— BEGIN Raw data —
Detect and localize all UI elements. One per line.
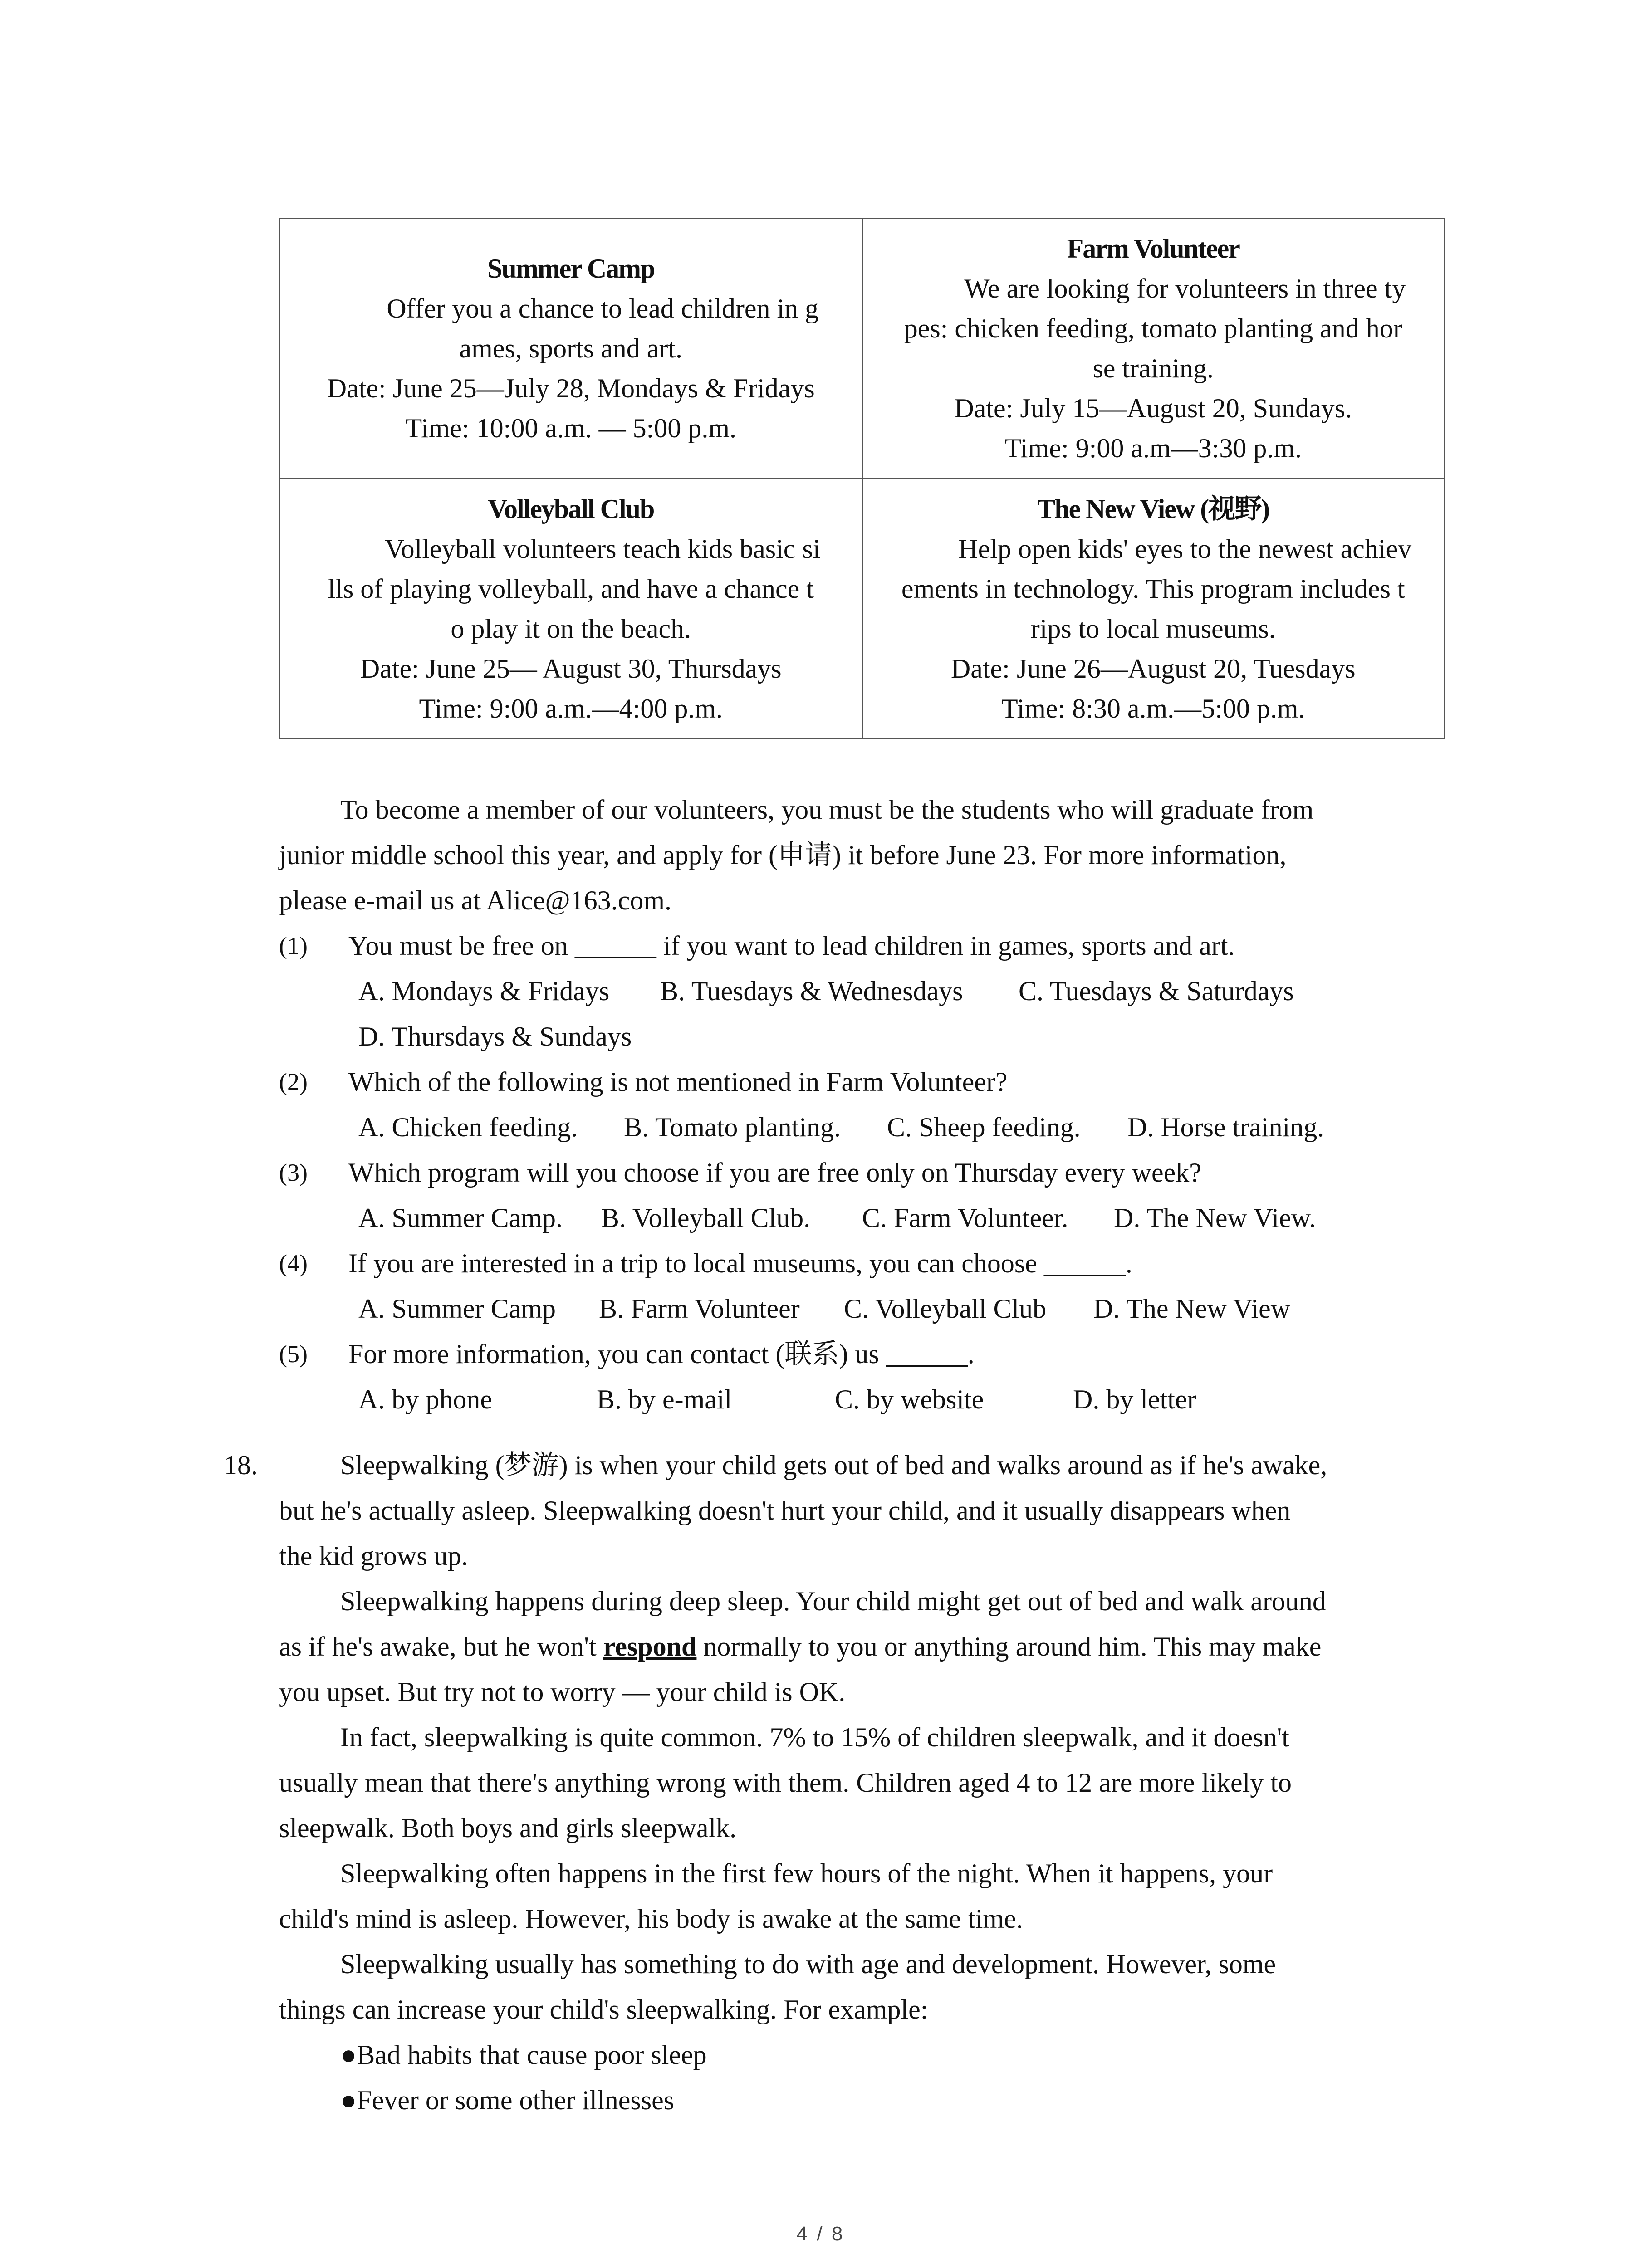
passage-line: Sleepwalking happens during deep sleep. Your child might get out of bed and walk around xyxy=(340,1586,1326,1616)
cell-desc-line: ements in technology. This program includes t xyxy=(901,573,1405,604)
keyword-respond: respond xyxy=(603,1632,697,1662)
cell-desc-line: pes: chicken feeding, tomato planting and hor xyxy=(904,313,1402,344)
passage-line: but he's actually asleep. Sleepwalking doesn't hurt your child, and it usually disappears when xyxy=(279,1496,1291,1525)
passage-line xyxy=(279,1624,1445,1669)
passage-line: you upset. But try not to worry — your child is OK. xyxy=(279,1677,846,1707)
cell-title: Summer Camp xyxy=(487,254,655,284)
passage-text: as if he's awake, but he won't xyxy=(279,1632,603,1662)
question-text: For more information, you can contact (联系) us ______. xyxy=(348,1339,975,1369)
bullet-item: ●Bad habits that cause poor sleep xyxy=(340,2040,707,2070)
summer-camp-cell xyxy=(280,219,862,479)
option: A. Mondays & Fridays xyxy=(358,976,610,1006)
cell-title: The New View (视野) xyxy=(1037,494,1269,524)
passage-line: the kid grows up. xyxy=(279,1541,468,1571)
option: D. The New View xyxy=(1093,1294,1291,1324)
passage-line: things can increase your child's sleepwalking. For example: xyxy=(279,1994,928,2024)
cell-desc-line: Volleyball volunteers teach kids basic si xyxy=(385,533,821,564)
option: D. Horse training. xyxy=(1127,1112,1324,1142)
passage-line: Sleepwalking often happens in the first few hours of the night. When it happens, your xyxy=(340,1858,1273,1888)
question-text: You must be free on ______ if you want to lead children in games, sports and art. xyxy=(348,931,1235,961)
option: C. Sheep feeding. xyxy=(887,1112,1081,1142)
cell-desc-line: We are looking for volunteers in three ty xyxy=(964,274,1406,304)
question-number: (1) xyxy=(279,932,308,959)
bullet-item: ●Fever or some other illnesses xyxy=(340,2085,675,2115)
option: B. Tuesdays & Wednesdays xyxy=(660,976,963,1006)
intro-line: To become a member of our volunteers, you must be the students who will graduate from xyxy=(340,795,1314,825)
page-number: 4 / 8 xyxy=(796,2223,845,2245)
cell-date: Date: July 15—August 20, Sundays. xyxy=(954,393,1352,424)
cell-desc-line: ames, sports and art. xyxy=(459,333,683,364)
new-view-cell xyxy=(862,479,1445,739)
option: A. by phone xyxy=(358,1384,492,1414)
question-number: (5) xyxy=(279,1340,308,1368)
activity-table xyxy=(279,218,1445,739)
option: C. Tuesdays & Saturdays xyxy=(1019,976,1294,1006)
intro-paragraph xyxy=(279,787,1445,923)
question-text: Which program will you choose if you are free only on Thursday every week? xyxy=(348,1158,1201,1188)
option: C. by website xyxy=(835,1384,984,1414)
passage-text: normally to you or anything around him. This may make xyxy=(696,1632,1322,1662)
option: D. Thursdays & Sundays xyxy=(358,1022,632,1051)
intro-line: junior middle school this year, and apply for (申请) it before June 23. For more information, xyxy=(279,840,1287,870)
question-number: (2) xyxy=(279,1068,308,1095)
question-text: Which of the following is not mentioned in Farm Volunteer? xyxy=(348,1067,1008,1097)
cell-desc-line: Help open kids' eyes to the newest achiev xyxy=(958,533,1412,564)
cell-time: Time: 9:00 a.m—3:30 p.m. xyxy=(1004,433,1302,464)
passage-line: Sleepwalking (梦游) is when your child gets out of bed and walks around as if he's awake, xyxy=(340,1450,1327,1480)
cell-desc-line: o play it on the beach. xyxy=(451,613,691,644)
cell-time: Time: 8:30 a.m.—5:00 p.m. xyxy=(1001,693,1305,723)
option: B. Tomato planting. xyxy=(624,1112,841,1142)
question-text: If you are interested in a trip to local museums, you can choose ______. xyxy=(348,1248,1132,1278)
passage-18 xyxy=(279,1442,1445,2123)
cell-desc-line: rips to local museums. xyxy=(1030,613,1276,644)
cell-title: Volleyball Club xyxy=(488,494,654,524)
option: A. Summer Camp. xyxy=(358,1203,563,1233)
item-number: 18. xyxy=(224,1450,258,1480)
passage-line: usually mean that there's anything wrong with them. Children aged 4 to 12 are more likely to xyxy=(279,1768,1292,1798)
cell-date: Date: June 25— August 30, Thursdays xyxy=(360,653,782,684)
cell-date: Date: June 25—July 28, Mondays & Fridays xyxy=(327,373,815,404)
passage-line: Sleepwalking usually has something to do with age and development. However, some xyxy=(340,1949,1276,1979)
option: C. Farm Volunteer. xyxy=(862,1203,1068,1233)
option: A. Summer Camp xyxy=(358,1294,556,1324)
passage-line: In fact, sleepwalking is quite common. 7% to 15% of children sleepwalk, and it doesn't xyxy=(340,1722,1289,1752)
intro-line: please e-mail us at Alice@163.com. xyxy=(279,885,671,915)
passage-line: child's mind is asleep. However, his body is awake at the same time. xyxy=(279,1904,1023,1934)
option: D. by letter xyxy=(1073,1384,1196,1414)
option: A. Chicken feeding. xyxy=(358,1112,578,1142)
cell-date: Date: June 26—August 20, Tuesdays xyxy=(950,653,1356,684)
option: D. The New View. xyxy=(1114,1203,1316,1233)
passage-line: sleepwalk. Both boys and girls sleepwalk. xyxy=(279,1813,737,1843)
table-row xyxy=(280,479,1445,739)
cell-desc-line: lls of playing volleyball, and have a chance t xyxy=(328,573,814,604)
cell-time: Time: 9:00 a.m.—4:00 p.m. xyxy=(419,693,723,723)
cell-time: Time: 10:00 a.m. — 5:00 p.m. xyxy=(405,413,736,444)
question-number: (4) xyxy=(279,1250,308,1277)
table-row xyxy=(280,219,1445,479)
question-number: (3) xyxy=(279,1159,308,1186)
cell-desc-line: Offer you a chance to lead children in g xyxy=(387,293,819,324)
option: B. by e-mail xyxy=(597,1384,732,1414)
option: B. Farm Volunteer xyxy=(599,1294,800,1324)
cell-title: Farm Volunteer xyxy=(1067,234,1239,264)
option: C. Volleyball Club xyxy=(844,1294,1047,1324)
farm-volunteer-cell xyxy=(862,219,1445,479)
cell-desc-line: se training. xyxy=(1092,353,1214,384)
option: B. Volleyball Club. xyxy=(601,1203,811,1233)
volleyball-club-cell xyxy=(280,479,862,739)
— END Raw data —
Switch "Volleyball Club" to "Basketball Club" wherever it occurs in the data above, and give all the lines back with nothing else changed. Leave the pictures out.

Solution:
Detect and localize all UI elements. One per line.
passage-line: Sleepwalking happens during deep sleep. Your child might get out of bed and walk around xyxy=(340,1586,1326,1616)
cell-desc-line: ements in technology. This program includes t xyxy=(901,573,1405,604)
keyword-respond: respond xyxy=(603,1632,697,1662)
cell-desc-line: pes: chicken feeding, tomato planting and hor xyxy=(904,313,1402,344)
passage-line: but he's actually asleep. Sleepwalking doesn't hurt your child, and it usually disappears when xyxy=(279,1496,1291,1525)
passage-line xyxy=(279,1624,1445,1669)
passage-line: you upset. But try not to worry — your child is OK. xyxy=(279,1677,846,1707)
cell-title: Summer Camp xyxy=(487,254,655,284)
passage-text: as if he's awake, but he won't xyxy=(279,1632,603,1662)
question-text: For more information, you can contact (联系) us ______. xyxy=(348,1339,975,1369)
bullet-item: ●Bad habits that cause poor sleep xyxy=(340,2040,707,2070)
summer-camp-cell xyxy=(280,219,862,479)
option: A. Mondays & Fridays xyxy=(358,976,610,1006)
cell-title: The New View (视野) xyxy=(1037,494,1269,524)
passage-line: the kid grows up. xyxy=(279,1541,468,1571)
option: D. The New View xyxy=(1093,1294,1291,1324)
passage-line: things can increase your child's sleepwalking. For example: xyxy=(279,1994,928,2024)
cell-desc-line: Volleyball volunteers teach kids basic si xyxy=(385,533,821,564)
option: D. Horse training. xyxy=(1127,1112,1324,1142)
passage-line: Sleepwalking often happens in the first few hours of the night. When it happens, your xyxy=(340,1858,1273,1888)
question-text: You must be free on ______ if you want to lead children in games, sports and art. xyxy=(348,931,1235,961)
option: C. Sheep feeding. xyxy=(887,1112,1081,1142)
cell-desc-line: We are looking for volunteers in three ty xyxy=(964,274,1406,304)
question-number: (1) xyxy=(279,932,308,959)
bullet-item: ●Fever or some other illnesses xyxy=(340,2085,675,2115)
option: B. Tuesdays & Wednesdays xyxy=(660,976,963,1006)
intro-line: To become a member of our volunteers, you must be the students who will graduate from xyxy=(340,795,1314,825)
page-number: 4 / 8 xyxy=(796,2223,845,2245)
cell-date: Date: July 15—August 20, Sundays. xyxy=(954,393,1352,424)
cell-desc-line: ames, sports and art. xyxy=(459,333,683,364)
new-view-cell xyxy=(862,479,1445,739)
option: A. by phone xyxy=(358,1384,492,1414)
question-number: (5) xyxy=(279,1340,308,1368)
activity-table xyxy=(279,218,1445,739)
option: C. Tuesdays & Saturdays xyxy=(1019,976,1294,1006)
intro-paragraph xyxy=(279,787,1445,923)
question-text: Which program will you choose if you are free only on Thursday every week? xyxy=(348,1158,1201,1188)
option: C. by website xyxy=(835,1384,984,1414)
passage-text: normally to you or anything around him. This may make xyxy=(696,1632,1322,1662)
option: D. Thursdays & Sundays xyxy=(358,1022,632,1051)
intro-line: junior middle school this year, and apply for (申请) it before June 23. For more information, xyxy=(279,840,1287,870)
question-number: (2) xyxy=(279,1068,308,1095)
question-text: Which of the following is not mentioned in Farm Volunteer? xyxy=(348,1067,1008,1097)
cell-desc-line: Help open kids' eyes to the newest achiev xyxy=(958,533,1412,564)
cell-time: Time: 9:00 a.m—3:30 p.m. xyxy=(1004,433,1302,464)
passage-line: Sleepwalking (梦游) is when your child gets out of bed and walks around as if he's awake, xyxy=(340,1450,1327,1480)
cell-desc-line: o play it on the beach. xyxy=(451,613,691,644)
cell-time: Time: 8:30 a.m.—5:00 p.m. xyxy=(1001,693,1305,723)
option: B. Tomato planting. xyxy=(624,1112,841,1142)
question-text: If you are interested in a trip to local museums, you can choose ______. xyxy=(348,1248,1132,1278)
passage-18 xyxy=(279,1442,1445,2123)
cell-desc-line: rips to local museums. xyxy=(1030,613,1276,644)
cell-title: Basketball Club xyxy=(488,494,654,524)
option: A. Summer Camp. xyxy=(358,1203,563,1233)
item-number: 18. xyxy=(224,1450,258,1480)
passage-line: usually mean that there's anything wrong with them. Children aged 4 to 12 are more likely to xyxy=(279,1768,1292,1798)
cell-date: Date: June 25— August 30, Thursdays xyxy=(360,653,782,684)
cell-date: Date: June 25—July 28, Mondays & Fridays xyxy=(327,373,815,404)
passage-line: Sleepwalking usually has something to do with age and development. However, some xyxy=(340,1949,1276,1979)
option: C. Farm Volunteer. xyxy=(862,1203,1068,1233)
option: A. Summer Camp xyxy=(358,1294,556,1324)
passage-line: In fact, sleepwalking is quite common. 7% to 15% of children sleepwalk, and it doesn't xyxy=(340,1722,1289,1752)
intro-line: please e-mail us at Alice@163.com. xyxy=(279,885,671,915)
passage-line: child's mind is asleep. However, his body is awake at the same time. xyxy=(279,1904,1023,1934)
option: D. by letter xyxy=(1073,1384,1196,1414)
option: A. Chicken feeding. xyxy=(358,1112,578,1142)
cell-date: Date: June 26—August 20, Tuesdays xyxy=(950,653,1356,684)
option: D. The New View. xyxy=(1114,1203,1316,1233)
passage-line: sleepwalk. Both boys and girls sleepwalk. xyxy=(279,1813,737,1843)
table-row xyxy=(280,479,1445,739)
cell-desc-line: lls of playing volleyball, and have a chance t xyxy=(328,573,814,604)
cell-time: Time: 9:00 a.m.—4:00 p.m. xyxy=(419,693,723,723)
cell-time: Time: 10:00 a.m. — 5:00 p.m. xyxy=(405,413,736,444)
question-number: (4) xyxy=(279,1250,308,1277)
table-row xyxy=(280,219,1445,479)
question-number: (3) xyxy=(279,1159,308,1186)
cell-desc-line: Offer you a chance to lead children in g xyxy=(387,293,819,324)
option: B. by e-mail xyxy=(597,1384,732,1414)
option: B. Farm Volunteer xyxy=(599,1294,800,1324)
cell-title: Farm Volunteer xyxy=(1067,234,1239,264)
option: C. Basketball Club xyxy=(844,1294,1047,1324)
farm-volunteer-cell xyxy=(862,219,1445,479)
cell-desc-line: se training. xyxy=(1092,353,1214,384)
option: B. Basketball Club. xyxy=(601,1203,811,1233)
volleyball-club-cell xyxy=(280,479,862,739)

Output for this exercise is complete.